>>>>>

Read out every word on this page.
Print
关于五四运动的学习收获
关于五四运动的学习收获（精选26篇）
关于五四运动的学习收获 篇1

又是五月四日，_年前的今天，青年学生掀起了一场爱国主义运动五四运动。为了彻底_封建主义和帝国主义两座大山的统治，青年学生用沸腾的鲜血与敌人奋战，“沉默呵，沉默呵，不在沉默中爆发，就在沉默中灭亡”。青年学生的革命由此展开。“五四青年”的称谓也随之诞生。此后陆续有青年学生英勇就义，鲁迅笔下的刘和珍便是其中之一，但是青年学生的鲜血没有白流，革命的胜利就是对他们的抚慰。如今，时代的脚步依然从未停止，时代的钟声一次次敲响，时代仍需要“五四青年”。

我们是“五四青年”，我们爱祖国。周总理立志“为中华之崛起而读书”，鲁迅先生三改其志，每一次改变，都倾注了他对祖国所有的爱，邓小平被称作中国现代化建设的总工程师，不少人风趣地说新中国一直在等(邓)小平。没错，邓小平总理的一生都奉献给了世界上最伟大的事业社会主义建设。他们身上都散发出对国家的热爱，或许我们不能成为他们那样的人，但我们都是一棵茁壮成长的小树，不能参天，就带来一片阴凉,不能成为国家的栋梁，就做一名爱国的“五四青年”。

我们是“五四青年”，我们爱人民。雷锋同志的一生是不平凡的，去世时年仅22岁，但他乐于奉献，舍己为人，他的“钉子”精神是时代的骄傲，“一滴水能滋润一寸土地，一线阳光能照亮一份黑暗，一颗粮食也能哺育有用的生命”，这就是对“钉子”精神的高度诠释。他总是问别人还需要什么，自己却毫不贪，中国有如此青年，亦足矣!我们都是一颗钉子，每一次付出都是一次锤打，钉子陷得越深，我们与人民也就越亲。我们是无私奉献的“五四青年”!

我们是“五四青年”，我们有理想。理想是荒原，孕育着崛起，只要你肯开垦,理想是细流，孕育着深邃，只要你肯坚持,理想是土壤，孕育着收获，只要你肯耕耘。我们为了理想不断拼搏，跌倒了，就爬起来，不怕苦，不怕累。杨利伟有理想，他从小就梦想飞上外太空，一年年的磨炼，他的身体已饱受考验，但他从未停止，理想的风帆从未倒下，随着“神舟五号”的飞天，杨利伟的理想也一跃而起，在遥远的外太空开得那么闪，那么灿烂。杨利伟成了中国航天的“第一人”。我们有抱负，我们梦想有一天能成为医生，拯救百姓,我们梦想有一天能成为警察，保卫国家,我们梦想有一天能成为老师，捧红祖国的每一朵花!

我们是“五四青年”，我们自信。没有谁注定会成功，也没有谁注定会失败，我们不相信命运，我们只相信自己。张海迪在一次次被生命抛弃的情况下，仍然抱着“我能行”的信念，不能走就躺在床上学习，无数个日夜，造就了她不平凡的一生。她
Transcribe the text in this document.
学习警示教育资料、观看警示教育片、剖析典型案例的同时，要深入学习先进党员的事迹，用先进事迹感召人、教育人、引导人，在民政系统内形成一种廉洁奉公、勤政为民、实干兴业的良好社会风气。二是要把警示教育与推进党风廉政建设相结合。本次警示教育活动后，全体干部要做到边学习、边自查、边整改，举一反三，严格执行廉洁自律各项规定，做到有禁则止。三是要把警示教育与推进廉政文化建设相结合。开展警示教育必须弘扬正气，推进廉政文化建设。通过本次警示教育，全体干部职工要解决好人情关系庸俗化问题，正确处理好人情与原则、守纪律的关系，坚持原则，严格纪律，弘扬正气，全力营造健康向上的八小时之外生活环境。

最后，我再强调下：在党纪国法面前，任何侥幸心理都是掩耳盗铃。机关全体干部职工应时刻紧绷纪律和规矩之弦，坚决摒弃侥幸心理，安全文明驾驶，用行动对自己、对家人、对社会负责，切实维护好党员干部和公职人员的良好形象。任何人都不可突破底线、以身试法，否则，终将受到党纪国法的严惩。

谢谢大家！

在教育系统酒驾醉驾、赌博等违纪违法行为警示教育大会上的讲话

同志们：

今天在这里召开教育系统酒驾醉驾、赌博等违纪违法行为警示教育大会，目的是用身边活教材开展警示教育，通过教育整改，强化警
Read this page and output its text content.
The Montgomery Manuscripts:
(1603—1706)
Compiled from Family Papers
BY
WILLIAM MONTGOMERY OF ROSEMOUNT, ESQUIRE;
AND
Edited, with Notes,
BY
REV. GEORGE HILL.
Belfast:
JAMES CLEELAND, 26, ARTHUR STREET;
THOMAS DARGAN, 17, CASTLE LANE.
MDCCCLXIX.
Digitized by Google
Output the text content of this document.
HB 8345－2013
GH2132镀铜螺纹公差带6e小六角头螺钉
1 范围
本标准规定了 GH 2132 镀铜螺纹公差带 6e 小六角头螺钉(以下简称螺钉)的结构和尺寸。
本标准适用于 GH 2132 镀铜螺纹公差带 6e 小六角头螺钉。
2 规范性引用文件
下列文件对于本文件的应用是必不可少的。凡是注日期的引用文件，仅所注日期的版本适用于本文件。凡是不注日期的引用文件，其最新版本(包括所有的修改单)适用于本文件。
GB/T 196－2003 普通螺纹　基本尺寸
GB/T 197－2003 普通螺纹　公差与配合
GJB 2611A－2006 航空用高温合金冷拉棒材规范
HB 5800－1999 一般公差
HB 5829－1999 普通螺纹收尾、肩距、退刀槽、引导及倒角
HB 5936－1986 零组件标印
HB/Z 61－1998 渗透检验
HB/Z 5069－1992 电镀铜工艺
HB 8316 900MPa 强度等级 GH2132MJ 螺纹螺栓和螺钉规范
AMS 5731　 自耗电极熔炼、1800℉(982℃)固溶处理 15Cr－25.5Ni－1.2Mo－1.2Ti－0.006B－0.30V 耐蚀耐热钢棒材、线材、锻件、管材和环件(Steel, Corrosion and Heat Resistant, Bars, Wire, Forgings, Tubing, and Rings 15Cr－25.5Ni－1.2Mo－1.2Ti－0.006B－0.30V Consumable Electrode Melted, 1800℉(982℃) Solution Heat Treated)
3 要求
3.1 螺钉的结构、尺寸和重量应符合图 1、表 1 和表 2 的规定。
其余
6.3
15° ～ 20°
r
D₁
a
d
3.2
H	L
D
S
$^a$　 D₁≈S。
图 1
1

<<<<<

WHAT NEEDS TO BE DONE - The entries above must be returned exactly.

TASK RESPONSE -
Read out every word on this page.
Print
关于五四运动的学习收获
关于五四运动的学习收获（精选26篇）
关于五四运动的学习收获 篇1

又是五月四日，_年前的今天，青年学生掀起了一场爱国主义运动五四运动。为了彻底_封建主义和帝国主义两座大山的统治，青年学生用沸腾的鲜血与敌人奋战，“沉默呵，沉默呵，不在沉默中爆发，就在沉默中灭亡”。青年学生的革命由此展开。“五四青年”的称谓也随之诞生。此后陆续有青年学生英勇就义，鲁迅笔下的刘和珍便是其中之一，但是青年学生的鲜血没有白流，革命的胜利就是对他们的抚慰。如今，时代的脚步依然从未停止，时代的钟声一次次敲响，时代仍需要“五四青年”。

我们是“五四青年”，我们爱祖国。周总理立志“为中华之崛起而读书”，鲁迅先生三改其志，每一次改变，都倾注了他对祖国所有的爱，邓小平被称作中国现代化建设的总工程师，不少人风趣地说新中国一直在等(邓)小平。没错，邓小平总理的一生都奉献给了世界上最伟大的事业社会主义建设。他们身上都散发出对国家的热爱，或许我们不能成为他们那样的人，但我们都是一棵茁壮成长的小树，不能参天，就带来一片阴凉,不能成为国家的栋梁，就做一名爱国的“五四青年”。

我们是“五四青年”，我们爱人民。雷锋同志的一生是不平凡的，去世时年仅22岁，但他乐于奉献，舍己为人，他的“钉子”精神是时代的骄傲，“一滴水能滋润一寸土地，一线阳光能照亮一份黑暗，一颗粮食也能哺育有用的生命”，这就是对“钉子”精神的高度诠释。他总是问别人还需要什么，自己却毫不贪，中国有如此青年，亦足矣!我们都是一颗钉子，每一次付出都是一次锤打，钉子陷得越深，我们与人民也就越亲。我们是无私奉献的“五四青年”!

我们是“五四青年”，我们有理想。理想是荒原，孕育着崛起，只要你肯开垦,理想是细流，孕育着深邃，只要你肯坚持,理想是土壤，孕育着收获，只要你肯耕耘。我们为了理想不断拼搏，跌倒了，就爬起来，不怕苦，不怕累。杨利伟有理想，他从小就梦想飞上外太空，一年年的磨炼，他的身体已饱受考验，但他从未停止，理想的风帆从未倒下，随着“神舟五号”的飞天，杨利伟的理想也一跃而起，在遥远的外太空开得那么闪，那么灿烂。杨利伟成了中国航天的“第一人”。我们有抱负，我们梦想有一天能成为医生，拯救百姓,我们梦想有一天能成为警察，保卫国家,我们梦想有一天能成为老师，捧红祖国的每一朵花!

我们是“五四青年”，我们自信。没有谁注定会成功，也没有谁注定会失败，我们不相信命运，我们只相信自己。张海迪在一次次被生命抛弃的情况下，仍然抱着“我能行”的信念，不能走就躺在床上学习，无数个日夜，造就了她不平凡的一生。她
Transcribe the text in this document.
学习警示教育资料、观看警示教育片、剖析典型案例的同时，要深入学习先进党员的事迹，用先进事迹感召人、教育人、引导人，在民政系统内形成一种廉洁奉公、勤政为民、实干兴业的良好社会风气。二是要把警示教育与推进党风廉政建设相结合。本次警示教育活动后，全体干部要做到边学习、边自查、边整改，举一反三，严格执行廉洁自律各项规定，做到有禁则止。三是要把警示教育与推进廉政文化建设相结合。开展警示教育必须弘扬正气，推进廉政文化建设。通过本次警示教育，全体干部职工要解决好人情关系庸俗化问题，正确处理好人情与原则、守纪律的关系，坚持原则，严格纪律，弘扬正气，全力营造健康向上的八小时之外生活环境。

最后，我再强调下：在党纪国法面前，任何侥幸心理都是掩耳盗铃。机关全体干部职工应时刻紧绷纪律和规矩之弦，坚决摒弃侥幸心理，安全文明驾驶，用行动对自己、对家人、对社会负责，切实维护好党员干部和公职人员的良好形象。任何人都不可突破底线、以身试法，否则，终将受到党纪国法的严惩。

谢谢大家！

在教育系统酒驾醉驾、赌博等违纪违法行为警示教育大会上的讲话

同志们：

今天在这里召开教育系统酒驾醉驾、赌博等违纪违法行为警示教育大会，目的是用身边活教材开展警示教育，通过教育整改，强化警
Read this page and output its text content.
The Montgomery Manuscripts:
(1603—1706)
Compiled from Family Papers
BY
WILLIAM MONTGOMERY OF ROSEMOUNT, ESQUIRE;
AND
Edited, with Notes,
BY
REV. GEORGE HILL.
Belfast:
JAMES CLEELAND, 26, ARTHUR STREET;
THOMAS DARGAN, 17, CASTLE LANE.
MDCCCLXIX.
Digitized by Google
Output the text content of this document.
HB 8345－2013
GH2132镀铜螺纹公差带6e小六角头螺钉
1 范围
本标准规定了 GH 2132 镀铜螺纹公差带 6e 小六角头螺钉(以下简称螺钉)的结构和尺寸。
本标准适用于 GH 2132 镀铜螺纹公差带 6e 小六角头螺钉。
2 规范性引用文件
下列文件对于本文件的应用是必不可少的。凡是注日期的引用文件，仅所注日期的版本适用于本文件。凡是不注日期的引用文件，其最新版本(包括所有的修改单)适用于本文件。
GB/T 196－2003 普通螺纹　基本尺寸
GB/T 197－2003 普通螺纹　公差与配合
GJB 2611A－2006 航空用高温合金冷拉棒材规范
HB 5800－1999 一般公差
HB 5829－1999 普通螺纹收尾、肩距、退刀槽、引导及倒角
HB 5936－1986 零组件标印
HB/Z 61－1998 渗透检验
HB/Z 5069－1992 电镀铜工艺
HB 8316 900MPa 强度等级 GH2132MJ 螺纹螺栓和螺钉规范
AMS 5731　 自耗电极熔炼、1800℉(982℃)固溶处理 15Cr－25.5Ni－1.2Mo－1.2Ti－0.006B－0.30V 耐蚀耐热钢棒材、线材、锻件、管材和环件(Steel, Corrosion and Heat Resistant, Bars, Wire, Forgings, Tubing, and Rings 15Cr－25.5Ni－1.2Mo－1.2Ti－0.006B－0.30V Consumable Electrode Melted, 1800℉(982℃) Solution Heat Treated)
3 要求
3.1 螺钉的结构、尺寸和重量应符合图 1、表 1 和表 2 的规定。
其余
6.3
15° ～ 20°
r
D₁
a
d
3.2
H	L
D
S
$^a$　 D₁≈S。
图 1
1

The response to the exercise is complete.